## [Collected data entries]
>>

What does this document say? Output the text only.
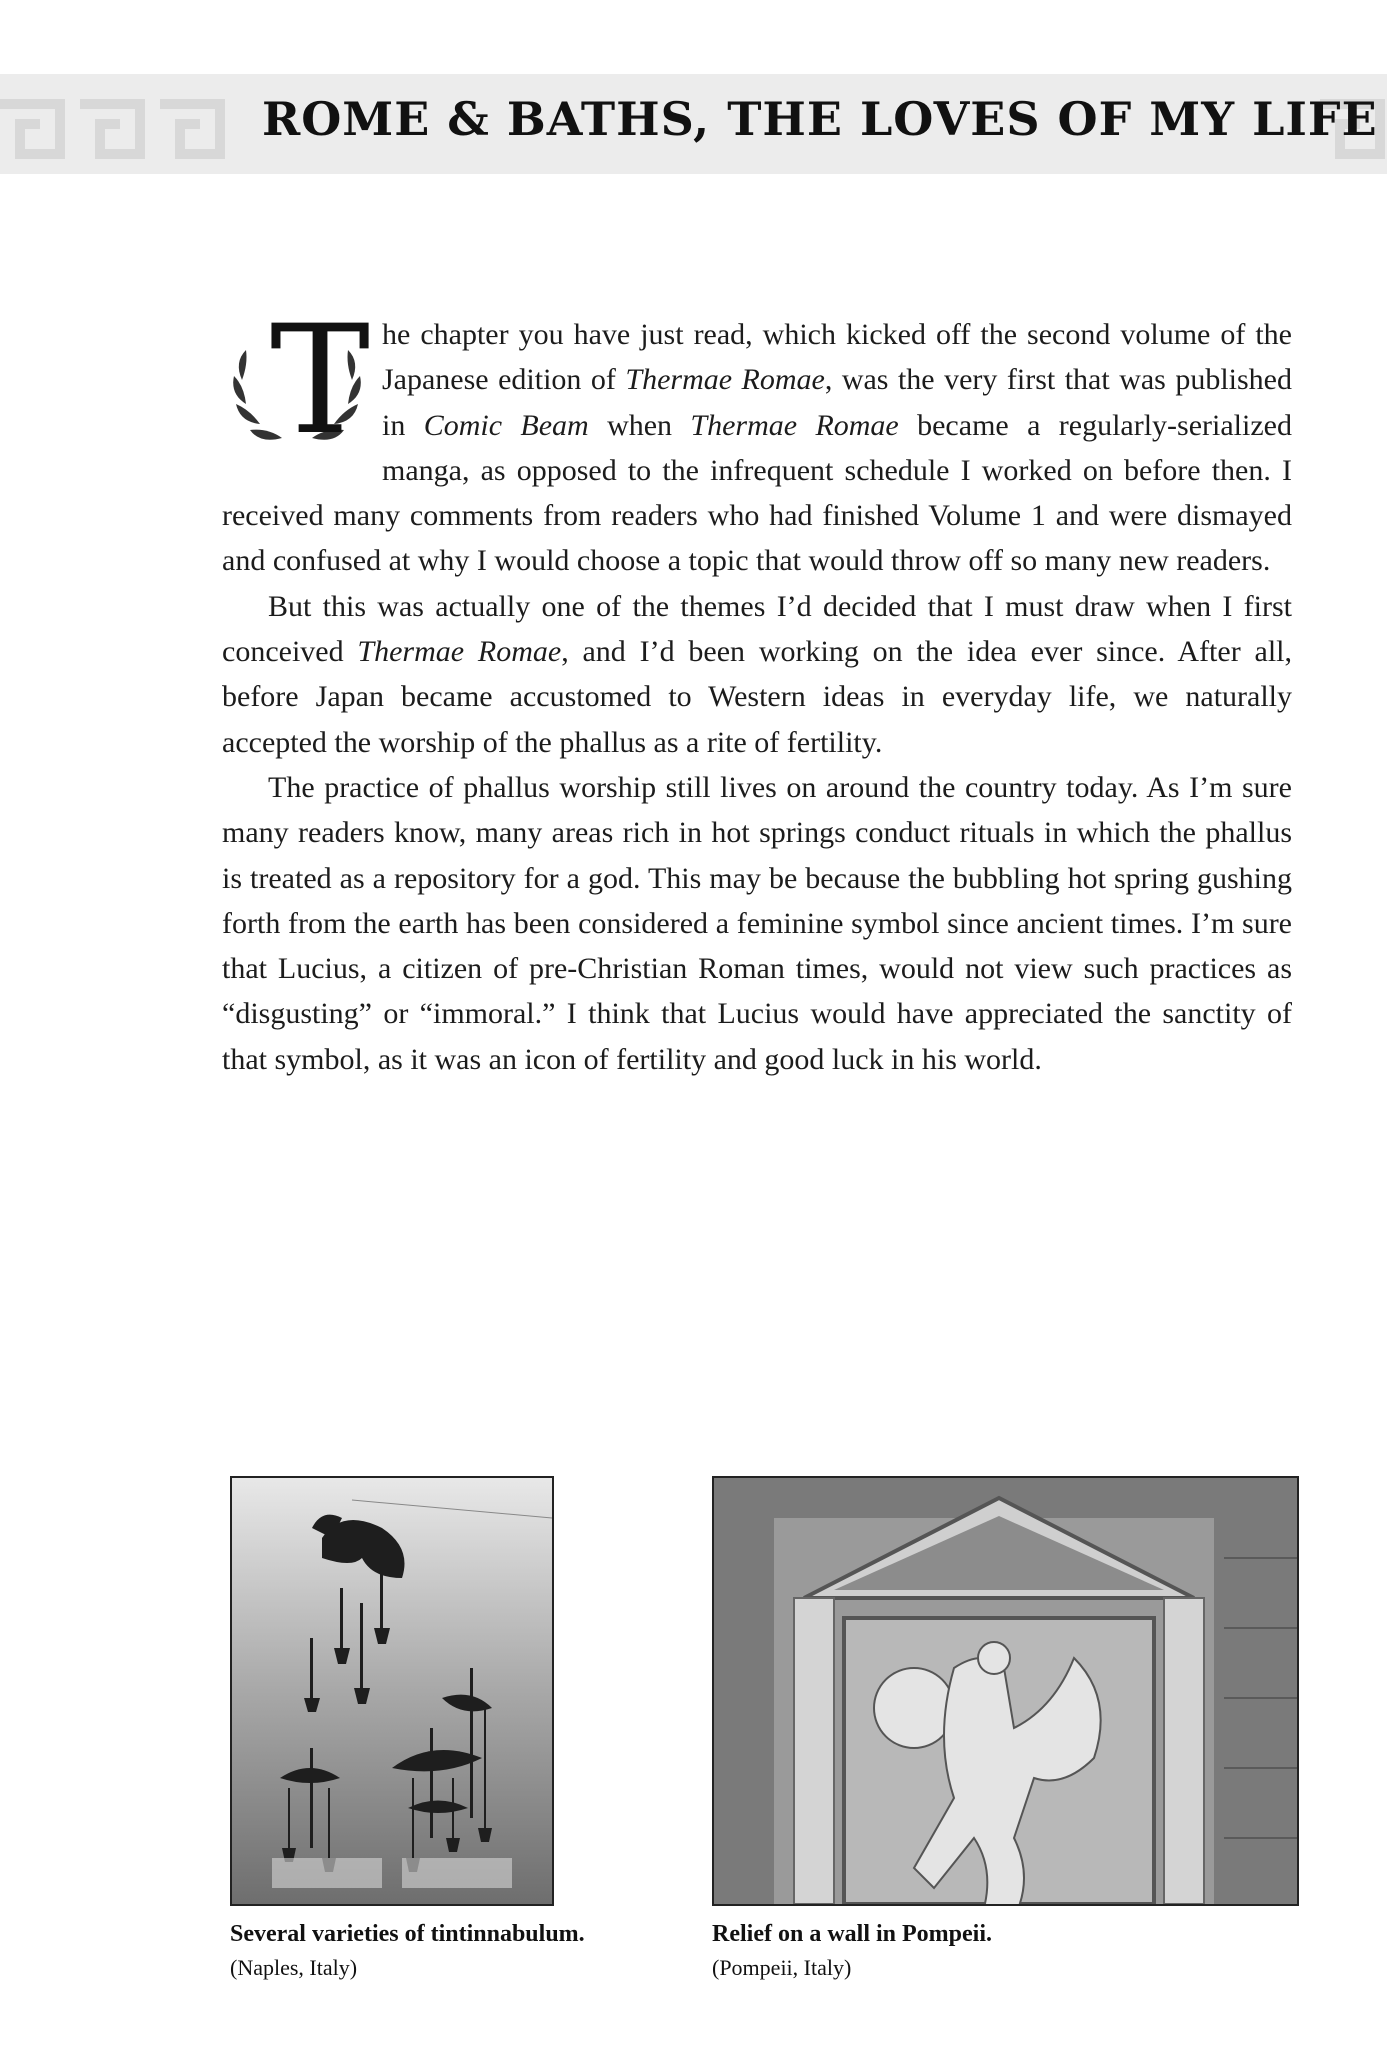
ROME & BATHS, THE LOVES OF MY LIFE
T he chapter you have just read, which kicked off the second volume of the Japanese edition of Thermae Romae, was the very first that was published in Comic Beam when Thermae Romae became a regularly-serialized manga, as opposed to the infrequent schedule I worked on before then. I received many comments from readers who had finished Volume 1 and were dismayed and confused at why I would choose a topic that would throw off so many new readers.

But this was actually one of the themes I’d decided that I must draw when I first conceived Thermae Romae, and I’d been working on the idea ever since. After all, before Japan became accustomed to Western ideas in everyday life, we naturally accepted the worship of the phallus as a rite of fertility.

The practice of phallus worship still lives on around the country today. As I’m sure many readers know, many areas rich in hot springs conduct rituals in which the phallus is treated as a repository for a god. This may be because the bubbling hot spring gushing forth from the earth has been considered a feminine symbol since ancient times. I’m sure that Lucius, a citizen of pre-Christian Roman times, would not view such practices as “disgusting” or “immoral.” I think that Lucius would have appreciated the sanctity of that symbol, as it was an icon of fertility and good luck in his world.

Several varieties of tintinnabulum. (Naples, Italy)
Relief on a wall in Pompeii.
(Pompeii, Italy)
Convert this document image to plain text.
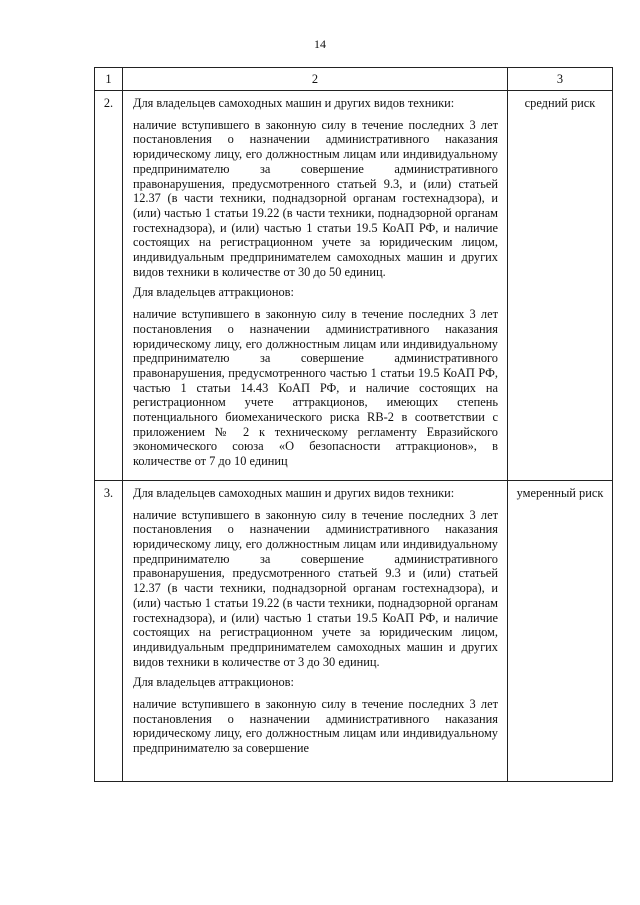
14
1	2	3
2.	Для владельцев самоходных машин и других видов техники:

наличие вступившего в законную силу в течение последних 3 лет постановления о назначении административного наказания юридическому лицу, его должностным лицам или индивидуальному предпринимателю за совершение административного правонарушения, предусмотренного статьей 9.3, и (или) статьей 12.37 (в части техники, поднадзорной органам гостехнадзора), и (или) частью 1 статьи 19.22 (в части техники, поднадзорной органам гостехнадзора), и (или) частью 1 статьи 19.5 КоАП РФ, и наличие состоящих на регистрационном учете за юридическим лицом, индивидуальным предпринимателем самоходных машин и других видов техники в количестве от 30 до 50 единиц.

Для владельцев аттракционов:

наличие вступившего в законную силу в течение последних 3 лет постановления о назначении административного наказания юридическому лицу, его должностным лицам или индивидуальному предпринимателю за совершение административного правонарушения, предусмотренного частью 1 статьи 19.5 КоАП РФ, частью 1 статьи 14.43 КоАП РФ, и наличие состоящих на регистрационном учете аттракционов, имеющих степень потенциального биомеханического риска RB-2 в соответствии с приложением № 2 к техническому регламенту Евразийского экономического союза «О безопасности аттракционов», в количестве от 7 до 10 единиц	средний риск
3.	Для владельцев самоходных машин и других видов техники:

наличие вступившего в законную силу в течение последних 3 лет постановления о назначении административного наказания юридическому лицу, его должностным лицам или индивидуальному предпринимателю за совершение административного правонарушения, предусмотренного статьей 9.3 и (или) статьей 12.37 (в части техники, поднадзорной органам гостехнадзора), и (или) частью 1 статьи 19.22 (в части техники, поднадзорной органам гостехнадзора), и (или) частью 1 статьи 19.5 КоАП РФ, и наличие состоящих на регистрационном учете за юридическим лицом, индивидуальным предпринимателем самоходных машин и других видов техники в количестве от 3 до 30 единиц.

Для владельцев аттракционов:

наличие вступившего в законную силу в течение последних 3 лет постановления о назначении административного наказания юридическому лицу, его должностным лицам или индивидуальному предпринимателю за совершение	умеренный риск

<<

Repeat the material above verbatim. Leave the pictures behind.

## [Solution]
What does this document say? Output the text only.
ROME & BATHS, THE LOVES OF MY LIFE
T he chapter you have just read, which kicked off the second volume of the Japanese edition of Thermae Romae, was the very first that was published in Comic Beam when Thermae Romae became a regularly-serialized manga, as opposed to the infrequent schedule I worked on before then. I received many comments from readers who had finished Volume 1 and were dismayed and confused at why I would choose a topic that would throw off so many new readers.

But this was actually one of the themes I’d decided that I must draw when I first conceived Thermae Romae, and I’d been working on the idea ever since. After all, before Japan became accustomed to Western ideas in everyday life, we naturally accepted the worship of the phallus as a rite of fertility.

The practice of phallus worship still lives on around the country today. As I’m sure many readers know, many areas rich in hot springs conduct rituals in which the phallus is treated as a repository for a god. This may be because the bubbling hot spring gushing forth from the earth has been considered a feminine symbol since ancient times. I’m sure that Lucius, a citizen of pre-Christian Roman times, would not view such practices as “disgusting” or “immoral.” I think that Lucius would have appreciated the sanctity of that symbol, as it was an icon of fertility and good luck in his world.

Several varieties of tintinnabulum. (Naples, Italy)
Relief on a wall in Pompeii.
(Pompeii, Italy)
Convert this document image to plain text.
14
1	2	3
2.	Для владельцев самоходных машин и других видов техники:

наличие вступившего в законную силу в течение последних 3 лет постановления о назначении административного наказания юридическому лицу, его должностным лицам или индивидуальному предпринимателю за совершение административного правонарушения, предусмотренного статьей 9.3, и (или) статьей 12.37 (в части техники, поднадзорной органам гостехнадзора), и (или) частью 1 статьи 19.22 (в части техники, поднадзорной органам гостехнадзора), и (или) частью 1 статьи 19.5 КоАП РФ, и наличие состоящих на регистрационном учете за юридическим лицом, индивидуальным предпринимателем самоходных машин и других видов техники в количестве от 30 до 50 единиц.

Для владельцев аттракционов:

наличие вступившего в законную силу в течение последних 3 лет постановления о назначении административного наказания юридическому лицу, его должностным лицам или индивидуальному предпринимателю за совершение административного правонарушения, предусмотренного частью 1 статьи 19.5 КоАП РФ, частью 1 статьи 14.43 КоАП РФ, и наличие состоящих на регистрационном учете аттракционов, имеющих степень потенциального биомеханического риска RB-2 в соответствии с приложением № 2 к техническому регламенту Евразийского экономического союза «О безопасности аттракционов», в количестве от 7 до 10 единиц	средний риск
3.	Для владельцев самоходных машин и других видов техники:

наличие вступившего в законную силу в течение последних 3 лет постановления о назначении административного наказания юридическому лицу, его должностным лицам или индивидуальному предпринимателю за совершение административного правонарушения, предусмотренного статьей 9.3 и (или) статьей 12.37 (в части техники, поднадзорной органам гостехнадзора), и (или) частью 1 статьи 19.22 (в части техники, поднадзорной органам гостехнадзора), и (или) частью 1 статьи 19.5 КоАП РФ, и наличие состоящих на регистрационном учете за юридическим лицом, индивидуальным предпринимателем самоходных машин и других видов техники в количестве от 3 до 30 единиц.

Для владельцев аттракционов:

наличие вступившего в законную силу в течение последних 3 лет постановления о назначении административного наказания юридическому лицу, его должностным лицам или индивидуальному предпринимателю за совершение	умеренный риск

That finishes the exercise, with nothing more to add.